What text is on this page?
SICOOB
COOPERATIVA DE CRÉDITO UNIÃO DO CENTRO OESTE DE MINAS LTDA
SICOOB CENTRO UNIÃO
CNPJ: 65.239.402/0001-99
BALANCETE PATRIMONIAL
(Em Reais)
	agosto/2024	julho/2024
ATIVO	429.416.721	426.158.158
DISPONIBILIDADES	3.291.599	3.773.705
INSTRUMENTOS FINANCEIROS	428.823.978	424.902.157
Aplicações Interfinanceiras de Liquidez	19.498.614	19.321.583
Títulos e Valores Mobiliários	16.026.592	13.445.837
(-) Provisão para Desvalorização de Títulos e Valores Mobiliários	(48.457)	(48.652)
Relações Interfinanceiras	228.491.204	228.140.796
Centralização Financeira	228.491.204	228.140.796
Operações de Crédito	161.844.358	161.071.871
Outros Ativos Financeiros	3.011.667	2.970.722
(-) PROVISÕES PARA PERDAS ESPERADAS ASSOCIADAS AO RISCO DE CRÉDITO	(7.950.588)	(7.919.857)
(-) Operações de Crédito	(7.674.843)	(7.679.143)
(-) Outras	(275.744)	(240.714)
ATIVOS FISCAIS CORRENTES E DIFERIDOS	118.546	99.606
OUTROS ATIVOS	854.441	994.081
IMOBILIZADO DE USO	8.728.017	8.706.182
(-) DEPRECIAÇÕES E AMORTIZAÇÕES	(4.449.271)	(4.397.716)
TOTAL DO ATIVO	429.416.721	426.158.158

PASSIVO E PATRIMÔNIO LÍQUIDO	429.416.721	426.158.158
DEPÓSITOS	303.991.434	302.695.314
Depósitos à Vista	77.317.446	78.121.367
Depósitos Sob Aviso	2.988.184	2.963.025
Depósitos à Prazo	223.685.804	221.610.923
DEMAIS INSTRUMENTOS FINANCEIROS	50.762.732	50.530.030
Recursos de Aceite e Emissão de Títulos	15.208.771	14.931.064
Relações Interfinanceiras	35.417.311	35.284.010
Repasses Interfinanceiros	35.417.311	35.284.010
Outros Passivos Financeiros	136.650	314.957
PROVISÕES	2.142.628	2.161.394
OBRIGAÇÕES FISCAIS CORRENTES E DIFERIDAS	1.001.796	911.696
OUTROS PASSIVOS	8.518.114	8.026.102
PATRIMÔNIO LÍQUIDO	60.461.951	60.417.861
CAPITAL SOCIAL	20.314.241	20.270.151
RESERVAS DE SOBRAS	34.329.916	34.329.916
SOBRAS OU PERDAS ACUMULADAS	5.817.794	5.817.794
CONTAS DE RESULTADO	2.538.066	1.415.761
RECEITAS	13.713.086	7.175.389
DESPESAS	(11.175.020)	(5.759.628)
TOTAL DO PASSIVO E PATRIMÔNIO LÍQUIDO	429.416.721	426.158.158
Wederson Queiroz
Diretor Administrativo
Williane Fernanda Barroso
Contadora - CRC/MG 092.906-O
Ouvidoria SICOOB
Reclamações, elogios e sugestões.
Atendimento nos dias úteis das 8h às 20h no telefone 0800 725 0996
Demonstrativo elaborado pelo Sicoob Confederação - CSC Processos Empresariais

=== The task ===
Write down only the number of lines that contain the string "TOTAL" in the listing.

=== Expected output ===
2